To-do list –
1: In the blog entry on reading .txt data with C++, which two formats is input data often saved into?
2: For each statement, say whether it agrees with the blog entry on reading .txt data with C++. Answer yes or no, and quote the deciding words of the entry.
(a) The other sections of the blog had also gone without updates for more than a month.
(b) Data written in .bin format can be retrieved at high speed.
(c) The writer has never had difficulty retrieving data from a .bin file.
3: Carry on the blog entry on reading .txt data with C++ from its last sentence.

C++ Example 2: Reading data in text (.txt) format.

Ejemplo 2 para C++: Lectura de datos en formato .txt

After more than a month of not having updated this section of the blog (the others are being updated regularly though), this entry will show how to read .txt data using C++.

The input data for rainfall-runoff and environmental models is commonly provided by external sources, such as data loggers or the responsible of the IT department at the meteorological institutions, which rewrite the collected data in a certain format. Such data is often saved into binary (.bin) or text (.txt) format.  The former (.bin) is more efficient because it is the mother langauge of our computers. Data written in .bin format can be stored using less space than any other format, and can be retrieved at high speed; however, I have faced some situations where the writers of the .bin file forgot to write some details about the format of the data (e.g., is the data type Integer, Float, Double Long?), which made the data retrieval very difficult to accomplish . That is why throughout this example I am presenting some lines written in C++ that can be used to read a .txt file, a format that is popular among some groups of users.

[Layout element annotations]
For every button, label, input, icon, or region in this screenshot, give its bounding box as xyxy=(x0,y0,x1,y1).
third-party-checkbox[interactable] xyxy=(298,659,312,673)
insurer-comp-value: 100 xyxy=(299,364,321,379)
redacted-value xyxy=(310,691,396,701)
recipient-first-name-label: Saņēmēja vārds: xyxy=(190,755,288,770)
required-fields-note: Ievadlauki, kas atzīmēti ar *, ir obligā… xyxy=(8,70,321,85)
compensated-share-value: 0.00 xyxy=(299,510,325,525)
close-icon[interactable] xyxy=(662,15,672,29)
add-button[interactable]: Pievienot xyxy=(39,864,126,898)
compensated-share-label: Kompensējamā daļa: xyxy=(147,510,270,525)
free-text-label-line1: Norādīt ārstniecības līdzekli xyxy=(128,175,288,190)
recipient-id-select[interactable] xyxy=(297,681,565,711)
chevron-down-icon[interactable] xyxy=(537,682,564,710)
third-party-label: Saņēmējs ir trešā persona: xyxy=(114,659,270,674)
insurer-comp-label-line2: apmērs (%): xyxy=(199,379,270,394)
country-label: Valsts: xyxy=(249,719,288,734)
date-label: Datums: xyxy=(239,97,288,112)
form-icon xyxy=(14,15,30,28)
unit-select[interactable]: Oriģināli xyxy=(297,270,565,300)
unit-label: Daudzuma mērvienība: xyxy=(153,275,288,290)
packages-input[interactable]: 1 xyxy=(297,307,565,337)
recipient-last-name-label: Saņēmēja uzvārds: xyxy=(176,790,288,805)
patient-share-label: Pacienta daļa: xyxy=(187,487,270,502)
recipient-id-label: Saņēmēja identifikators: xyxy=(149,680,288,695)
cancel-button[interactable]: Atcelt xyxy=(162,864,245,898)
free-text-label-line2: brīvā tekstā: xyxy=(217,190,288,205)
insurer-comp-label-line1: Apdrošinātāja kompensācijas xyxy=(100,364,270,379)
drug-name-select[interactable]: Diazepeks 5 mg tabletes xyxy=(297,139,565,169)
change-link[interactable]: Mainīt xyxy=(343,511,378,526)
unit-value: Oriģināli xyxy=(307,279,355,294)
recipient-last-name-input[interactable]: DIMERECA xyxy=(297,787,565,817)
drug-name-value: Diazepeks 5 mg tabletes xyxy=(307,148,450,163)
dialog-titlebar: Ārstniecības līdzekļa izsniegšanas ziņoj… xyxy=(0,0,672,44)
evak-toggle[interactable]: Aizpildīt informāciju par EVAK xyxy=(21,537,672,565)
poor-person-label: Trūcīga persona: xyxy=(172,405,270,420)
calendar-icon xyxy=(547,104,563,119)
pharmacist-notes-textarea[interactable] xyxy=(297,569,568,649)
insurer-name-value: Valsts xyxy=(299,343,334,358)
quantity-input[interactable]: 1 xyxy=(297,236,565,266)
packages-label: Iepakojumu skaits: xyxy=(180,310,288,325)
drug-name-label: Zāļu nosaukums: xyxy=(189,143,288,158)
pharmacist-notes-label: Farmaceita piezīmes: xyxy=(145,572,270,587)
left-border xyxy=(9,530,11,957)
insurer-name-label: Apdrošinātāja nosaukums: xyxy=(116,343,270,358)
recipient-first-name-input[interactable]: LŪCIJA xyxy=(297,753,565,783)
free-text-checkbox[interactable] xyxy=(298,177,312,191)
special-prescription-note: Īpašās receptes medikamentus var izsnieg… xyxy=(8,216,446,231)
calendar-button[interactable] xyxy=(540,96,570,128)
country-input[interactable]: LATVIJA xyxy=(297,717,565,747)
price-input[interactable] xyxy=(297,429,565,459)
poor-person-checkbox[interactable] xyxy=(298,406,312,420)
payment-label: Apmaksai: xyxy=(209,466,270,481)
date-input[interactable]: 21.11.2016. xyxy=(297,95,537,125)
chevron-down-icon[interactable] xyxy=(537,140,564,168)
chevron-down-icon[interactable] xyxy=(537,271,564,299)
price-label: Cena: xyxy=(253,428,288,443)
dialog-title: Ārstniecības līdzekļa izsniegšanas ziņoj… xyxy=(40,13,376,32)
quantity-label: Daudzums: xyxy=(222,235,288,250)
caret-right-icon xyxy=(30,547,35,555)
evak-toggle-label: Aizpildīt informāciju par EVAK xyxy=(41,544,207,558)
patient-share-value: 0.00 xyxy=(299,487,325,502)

Expected outputs –
1: Binary (.bin) or text (.txt) format.

2:
(a) No: "the others are being updated regularly though"
(b) Yes: "can be retrieved at high speed"
(c) No: "which made the data retrieval very difficult to accomplish"

3:
Thus, the example shows:

i) how to read .txt data in C++, and
ii) how to format the input data into the format that our model uses.

A detailed explanation accompanies each line of the sample program, because I want to provide a practical example for those engineers interested in learning the C++ programming language.
Requirements.- When trying to read a .txt file, it is a must to perfectly understand the format of the file: Spaces matter as much as any alphanumeric character (see Figure 1).
Fig. 1 How different do the machine and you read (see) a text file?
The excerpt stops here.